[Items from a figure collection]
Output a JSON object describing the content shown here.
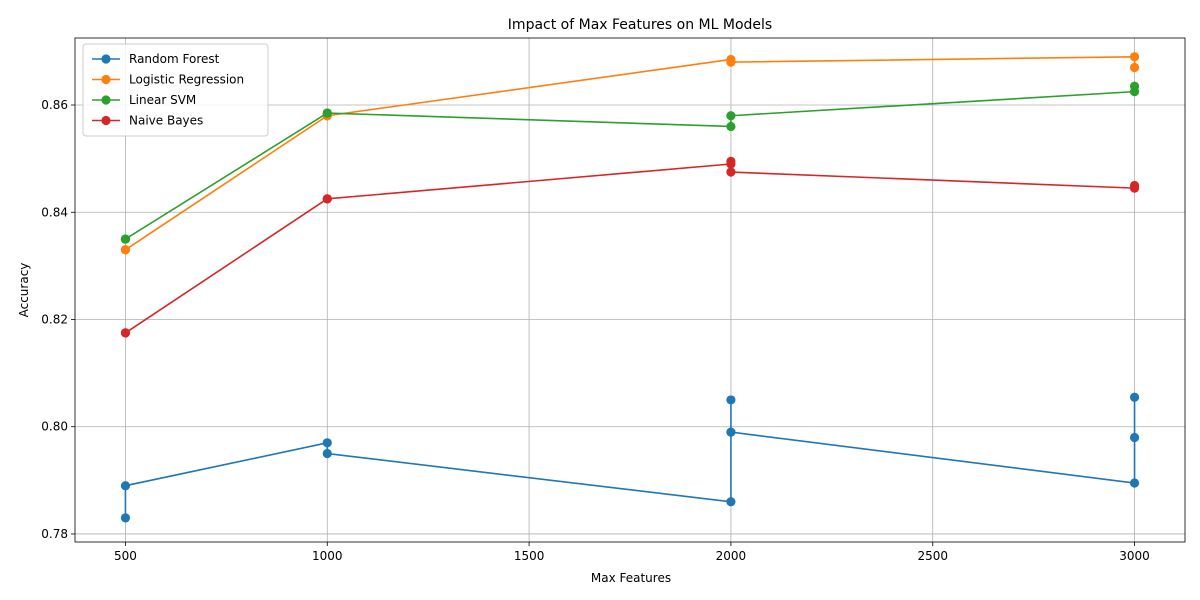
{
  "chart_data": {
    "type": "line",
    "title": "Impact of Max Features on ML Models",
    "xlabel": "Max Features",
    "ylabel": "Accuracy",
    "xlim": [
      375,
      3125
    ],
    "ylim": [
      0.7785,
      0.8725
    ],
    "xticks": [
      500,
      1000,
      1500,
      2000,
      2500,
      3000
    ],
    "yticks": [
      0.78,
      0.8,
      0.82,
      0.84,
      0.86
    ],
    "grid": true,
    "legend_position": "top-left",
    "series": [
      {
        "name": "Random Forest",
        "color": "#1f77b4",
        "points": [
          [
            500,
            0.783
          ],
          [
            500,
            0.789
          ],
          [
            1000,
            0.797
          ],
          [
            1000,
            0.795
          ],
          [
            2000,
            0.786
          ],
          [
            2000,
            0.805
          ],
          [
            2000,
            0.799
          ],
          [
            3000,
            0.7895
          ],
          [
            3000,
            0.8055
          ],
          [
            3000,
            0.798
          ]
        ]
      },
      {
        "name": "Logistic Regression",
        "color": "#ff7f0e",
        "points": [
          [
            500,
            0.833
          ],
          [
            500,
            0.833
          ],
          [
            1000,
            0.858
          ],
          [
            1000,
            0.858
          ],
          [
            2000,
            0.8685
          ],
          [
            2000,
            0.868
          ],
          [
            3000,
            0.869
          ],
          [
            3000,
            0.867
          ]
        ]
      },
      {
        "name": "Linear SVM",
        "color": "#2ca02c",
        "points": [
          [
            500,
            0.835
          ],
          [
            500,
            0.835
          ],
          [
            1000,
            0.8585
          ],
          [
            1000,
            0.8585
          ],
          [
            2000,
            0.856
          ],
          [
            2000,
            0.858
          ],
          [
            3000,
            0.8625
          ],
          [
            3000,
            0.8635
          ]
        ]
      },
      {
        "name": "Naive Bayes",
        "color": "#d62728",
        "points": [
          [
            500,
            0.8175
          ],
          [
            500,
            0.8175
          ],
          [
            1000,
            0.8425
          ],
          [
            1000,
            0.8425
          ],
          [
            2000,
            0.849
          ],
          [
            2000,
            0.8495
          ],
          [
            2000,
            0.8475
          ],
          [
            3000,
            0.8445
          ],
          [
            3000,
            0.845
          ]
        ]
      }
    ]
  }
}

EXERCISE OBJECTIVE: Scan the data for the word "Features" and copy every line where it shows up.

TASK OUTPUT:
    "title": "Impact of Max Features on ML Models",
    "xlabel": "Max Features",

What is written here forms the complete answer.